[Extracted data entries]
•••••
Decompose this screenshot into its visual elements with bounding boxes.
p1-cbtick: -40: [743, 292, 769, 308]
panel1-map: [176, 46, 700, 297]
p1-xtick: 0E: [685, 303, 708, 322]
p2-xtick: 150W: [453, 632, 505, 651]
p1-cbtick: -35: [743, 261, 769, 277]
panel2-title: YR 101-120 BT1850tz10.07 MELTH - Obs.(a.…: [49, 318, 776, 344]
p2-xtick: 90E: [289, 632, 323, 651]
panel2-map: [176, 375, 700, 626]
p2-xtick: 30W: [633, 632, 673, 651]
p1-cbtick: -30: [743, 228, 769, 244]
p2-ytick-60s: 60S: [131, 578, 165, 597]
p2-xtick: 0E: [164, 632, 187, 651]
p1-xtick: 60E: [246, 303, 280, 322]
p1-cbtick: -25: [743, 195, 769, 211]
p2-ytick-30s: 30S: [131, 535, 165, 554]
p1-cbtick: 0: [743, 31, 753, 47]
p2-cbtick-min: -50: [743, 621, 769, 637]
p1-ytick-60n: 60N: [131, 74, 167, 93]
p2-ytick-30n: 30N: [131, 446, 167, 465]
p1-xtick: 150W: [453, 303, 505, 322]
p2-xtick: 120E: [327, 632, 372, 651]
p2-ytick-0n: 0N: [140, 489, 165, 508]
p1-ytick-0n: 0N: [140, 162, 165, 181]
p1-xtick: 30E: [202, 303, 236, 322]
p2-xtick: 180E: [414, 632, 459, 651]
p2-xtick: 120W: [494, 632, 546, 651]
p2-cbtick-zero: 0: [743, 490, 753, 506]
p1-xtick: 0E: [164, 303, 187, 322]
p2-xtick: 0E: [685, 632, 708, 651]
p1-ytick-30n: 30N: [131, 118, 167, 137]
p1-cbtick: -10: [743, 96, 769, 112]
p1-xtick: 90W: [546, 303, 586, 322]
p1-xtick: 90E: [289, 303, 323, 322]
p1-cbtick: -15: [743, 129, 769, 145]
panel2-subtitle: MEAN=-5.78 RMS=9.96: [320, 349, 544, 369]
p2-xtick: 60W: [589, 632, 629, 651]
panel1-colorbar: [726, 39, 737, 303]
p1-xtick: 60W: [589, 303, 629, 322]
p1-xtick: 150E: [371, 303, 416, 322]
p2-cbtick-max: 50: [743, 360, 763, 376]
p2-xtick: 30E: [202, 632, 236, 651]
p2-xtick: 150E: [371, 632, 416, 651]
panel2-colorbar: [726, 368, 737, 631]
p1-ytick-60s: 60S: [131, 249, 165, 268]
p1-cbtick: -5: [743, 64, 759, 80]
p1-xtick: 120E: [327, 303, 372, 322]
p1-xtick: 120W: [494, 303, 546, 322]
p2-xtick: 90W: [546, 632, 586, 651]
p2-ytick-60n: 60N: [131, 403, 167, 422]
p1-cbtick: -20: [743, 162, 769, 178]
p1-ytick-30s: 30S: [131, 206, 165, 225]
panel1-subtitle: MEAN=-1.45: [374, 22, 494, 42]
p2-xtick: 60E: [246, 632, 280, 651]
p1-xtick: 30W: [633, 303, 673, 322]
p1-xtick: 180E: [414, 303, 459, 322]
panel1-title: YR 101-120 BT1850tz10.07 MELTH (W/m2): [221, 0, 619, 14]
•••••
Output these lines as a Markdown table with the columns Number and Record line, one numbered row per line, skipping blank lines.

THE SOLUTION ->
| Number | Record line |
|---|---|
| 1 | Decompose this screenshot into its visual elements with bounding boxes. |
| 2 | p1-cbtick: -40: [743, 292, 769, 308] |
| 3 | panel1-map: [176, 46, 700, 297] |
| 4 | p1-xtick: 0E: [685, 303, 708, 322] |
| 5 | p2-xtick: 150W: [453, 632, 505, 651] |
| 6 | p1-cbtick: -35: [743, 261, 769, 277] |
| 7 | panel2-title: YR 101-120 BT1850tz10.07 MELTH - Obs.(a.…: [49, 318, 776, 344] |
| 8 | p2-xtick: 90E: [289, 632, 323, 651] |
| 9 | panel2-map: [176, 375, 700, 626] |
| 10 | p2-xtick: 30W: [633, 632, 673, 651] |
| 11 | p1-cbtick: -30: [743, 228, 769, 244] |
| 12 | p2-ytick-60s: 60S: [131, 578, 165, 597] |
| 13 | p2-xtick: 0E: [164, 632, 187, 651] |
| 14 | p1-xtick: 60E: [246, 303, 280, 322] |
| 15 | p1-cbtick: -25: [743, 195, 769, 211] |
| 16 | p2-ytick-30s: 30S: [131, 535, 165, 554] |
| 17 | p1-cbtick: 0: [743, 31, 753, 47] |
| 18 | p2-cbtick-min: -50: [743, 621, 769, 637] |
| 19 | p1-ytick-60n: 60N: [131, 74, 167, 93] |
| 20 | p2-ytick-30n: 30N: [131, 446, 167, 465] |
| 21 | p1-xtick: 150W: [453, 303, 505, 322] |
| 22 | p2-xtick: 120E: [327, 632, 372, 651] |
| 23 | p2-ytick-0n: 0N: [140, 489, 165, 508] |
| 24 | p1-ytick-0n: 0N: [140, 162, 165, 181] |
| 25 | p1-xtick: 30E: [202, 303, 236, 322] |
| 26 | p2-xtick: 180E: [414, 632, 459, 651] |
| 27 | p2-xtick: 120W: [494, 632, 546, 651] |
| 28 | p2-cbtick-zero: 0: [743, 490, 753, 506] |
| 29 | p1-xtick: 0E: [164, 303, 187, 322] |
| 30 | p2-xtick: 0E: [685, 632, 708, 651] |
| 31 | p1-ytick-30n: 30N: [131, 118, 167, 137] |
| 32 | p1-cbtick: -10: [743, 96, 769, 112] |
| 33 | p1-xtick: 90W: [546, 303, 586, 322] |
| 34 | p1-xtick: 90E: [289, 303, 323, 322] |
| 35 | p1-cbtick: -15: [743, 129, 769, 145] |
| 36 | panel2-subtitle: MEAN=-5.78 RMS=9.96: [320, 349, 544, 369] |
| 37 | p2-xtick: 60W: [589, 632, 629, 651] |
| 38 | panel1-colorbar: [726, 39, 737, 303] |
| 39 | p1-xtick: 60W: [589, 303, 629, 322] |
| 40 | p1-xtick: 150E: [371, 303, 416, 322] |
| 41 | p2-cbtick-max: 50: [743, 360, 763, 376] |
| 42 | p2-xtick: 30E: [202, 632, 236, 651] |
| 43 | p2-xtick: 150E: [371, 632, 416, 651] |
| 44 | panel2-colorbar: [726, 368, 737, 631] |
| 45 | p1-ytick-60s: 60S: [131, 249, 165, 268] |
| 46 | p1-cbtick: -5: [743, 64, 759, 80] |
| 47 | p1-xtick: 120E: [327, 303, 372, 322] |
| 48 | p1-xtick: 120W: [494, 303, 546, 322] |
| 49 | p2-xtick: 90W: [546, 632, 586, 651] |
| 50 | p2-ytick-60n: 60N: [131, 403, 167, 422] |
| 51 | p1-cbtick: -20: [743, 162, 769, 178] |
| 52 | p1-ytick-30s: 30S: [131, 206, 165, 225] |
| 53 | panel1-subtitle: MEAN=-1.45: [374, 22, 494, 42] |
| 54 | p2-xtick: 60E: [246, 632, 280, 651] |
| 55 | p1-xtick: 30W: [633, 303, 673, 322] |
| 56 | p1-xtick: 180E: [414, 303, 459, 322] |
| 57 | panel1-title: YR 101-120 BT1850tz10.07 MELTH (W/m2): [221, 0, 619, 14] |